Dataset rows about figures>
* BEGIN *

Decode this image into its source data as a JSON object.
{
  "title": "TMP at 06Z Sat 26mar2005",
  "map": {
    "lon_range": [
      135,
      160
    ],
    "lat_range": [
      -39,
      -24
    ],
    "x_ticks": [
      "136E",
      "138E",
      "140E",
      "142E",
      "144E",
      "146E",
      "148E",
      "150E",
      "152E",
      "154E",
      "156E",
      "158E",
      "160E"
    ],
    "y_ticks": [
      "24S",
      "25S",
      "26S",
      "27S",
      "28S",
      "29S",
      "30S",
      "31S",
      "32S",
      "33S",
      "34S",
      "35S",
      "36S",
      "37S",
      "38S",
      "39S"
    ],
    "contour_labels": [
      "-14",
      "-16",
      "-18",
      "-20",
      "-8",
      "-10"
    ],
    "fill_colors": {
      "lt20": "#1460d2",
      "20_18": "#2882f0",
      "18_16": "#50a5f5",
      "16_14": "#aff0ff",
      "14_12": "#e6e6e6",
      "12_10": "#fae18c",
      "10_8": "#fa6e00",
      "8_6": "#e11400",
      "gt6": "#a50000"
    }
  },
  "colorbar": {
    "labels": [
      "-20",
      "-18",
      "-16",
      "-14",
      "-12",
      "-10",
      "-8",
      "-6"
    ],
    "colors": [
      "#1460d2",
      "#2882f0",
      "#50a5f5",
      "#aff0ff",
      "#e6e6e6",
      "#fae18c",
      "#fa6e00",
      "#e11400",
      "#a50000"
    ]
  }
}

* END *

Prompt>
Here, the records must be output exactly and in full.

Task response>
Decode this image into its source data as a JSON object.
{
  "title": "TMP at 06Z Sat 26mar2005",
  "map": {
    "lon_range": [
      135,
      160
    ],
    "lat_range": [
      -39,
      -24
    ],
    "x_ticks": [
      "136E",
      "138E",
      "140E",
      "142E",
      "144E",
      "146E",
      "148E",
      "150E",
      "152E",
      "154E",
      "156E",
      "158E",
      "160E"
    ],
    "y_ticks": [
      "24S",
      "25S",
      "26S",
      "27S",
      "28S",
      "29S",
      "30S",
      "31S",
      "32S",
      "33S",
      "34S",
      "35S",
      "36S",
      "37S",
      "38S",
      "39S"
    ],
    "contour_labels": [
      "-14",
      "-16",
      "-18",
      "-20",
      "-8",
      "-10"
    ],
    "fill_colors": {
      "lt20": "#1460d2",
      "20_18": "#2882f0",
      "18_16": "#50a5f5",
      "16_14": "#aff0ff",
      "14_12": "#e6e6e6",
      "12_10": "#fae18c",
      "10_8": "#fa6e00",
      "8_6": "#e11400",
      "gt6": "#a50000"
    }
  },
  "colorbar": {
    "labels": [
      "-20",
      "-18",
      "-16",
      "-14",
      "-12",
      "-10",
      "-8",
      "-6"
    ],
    "colors": [
      "#1460d2",
      "#2882f0",
      "#50a5f5",
      "#aff0ff",
      "#e6e6e6",
      "#fae18c",
      "#fa6e00",
      "#e11400",
      "#a50000"
    ]
  }
}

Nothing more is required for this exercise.